***** DATA PROVIDED

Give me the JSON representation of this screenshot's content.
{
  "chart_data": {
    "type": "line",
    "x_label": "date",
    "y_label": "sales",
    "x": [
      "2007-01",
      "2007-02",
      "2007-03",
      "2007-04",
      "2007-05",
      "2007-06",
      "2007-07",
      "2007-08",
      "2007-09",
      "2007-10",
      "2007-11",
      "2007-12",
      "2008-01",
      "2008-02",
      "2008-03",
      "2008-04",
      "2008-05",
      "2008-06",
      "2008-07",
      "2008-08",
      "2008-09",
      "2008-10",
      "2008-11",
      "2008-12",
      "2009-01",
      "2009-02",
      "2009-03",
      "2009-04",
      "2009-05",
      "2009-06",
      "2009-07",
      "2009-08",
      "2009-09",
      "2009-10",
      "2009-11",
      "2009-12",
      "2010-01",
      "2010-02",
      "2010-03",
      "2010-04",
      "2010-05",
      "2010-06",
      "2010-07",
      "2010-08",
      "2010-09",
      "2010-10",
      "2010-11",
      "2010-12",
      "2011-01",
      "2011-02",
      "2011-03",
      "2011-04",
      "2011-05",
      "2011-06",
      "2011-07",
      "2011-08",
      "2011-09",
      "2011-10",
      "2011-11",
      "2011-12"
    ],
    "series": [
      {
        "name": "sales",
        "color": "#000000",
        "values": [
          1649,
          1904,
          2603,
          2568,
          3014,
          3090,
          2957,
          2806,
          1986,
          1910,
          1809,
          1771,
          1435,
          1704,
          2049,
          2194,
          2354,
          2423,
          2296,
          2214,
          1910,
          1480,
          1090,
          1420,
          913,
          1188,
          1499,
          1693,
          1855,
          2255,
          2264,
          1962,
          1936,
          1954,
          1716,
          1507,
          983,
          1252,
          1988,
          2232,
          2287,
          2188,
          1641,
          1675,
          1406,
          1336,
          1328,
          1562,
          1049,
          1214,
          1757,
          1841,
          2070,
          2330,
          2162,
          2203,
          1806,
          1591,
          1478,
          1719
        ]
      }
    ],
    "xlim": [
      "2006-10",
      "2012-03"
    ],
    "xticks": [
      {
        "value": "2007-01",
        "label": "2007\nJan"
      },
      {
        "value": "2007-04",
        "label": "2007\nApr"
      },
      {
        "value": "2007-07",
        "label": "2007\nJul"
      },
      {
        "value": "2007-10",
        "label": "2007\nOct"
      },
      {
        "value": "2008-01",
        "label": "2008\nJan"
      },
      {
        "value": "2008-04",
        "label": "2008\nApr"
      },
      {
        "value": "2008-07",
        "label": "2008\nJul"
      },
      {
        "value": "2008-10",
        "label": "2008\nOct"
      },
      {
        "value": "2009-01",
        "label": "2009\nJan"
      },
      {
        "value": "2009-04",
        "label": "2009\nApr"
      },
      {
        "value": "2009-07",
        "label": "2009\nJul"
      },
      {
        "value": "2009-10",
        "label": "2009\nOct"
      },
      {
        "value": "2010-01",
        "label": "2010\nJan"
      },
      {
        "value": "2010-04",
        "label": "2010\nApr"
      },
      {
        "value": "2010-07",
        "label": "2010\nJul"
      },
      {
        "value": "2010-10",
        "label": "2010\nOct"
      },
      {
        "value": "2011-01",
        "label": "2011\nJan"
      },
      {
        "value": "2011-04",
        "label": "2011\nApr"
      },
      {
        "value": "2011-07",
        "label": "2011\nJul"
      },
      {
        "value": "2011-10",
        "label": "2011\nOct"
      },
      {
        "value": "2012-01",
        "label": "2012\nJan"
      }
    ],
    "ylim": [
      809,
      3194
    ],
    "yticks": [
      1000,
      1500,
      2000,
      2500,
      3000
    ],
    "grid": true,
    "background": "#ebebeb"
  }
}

**********

Only the number is wanted: how many lines in the entries above contain the string "nJan"?

6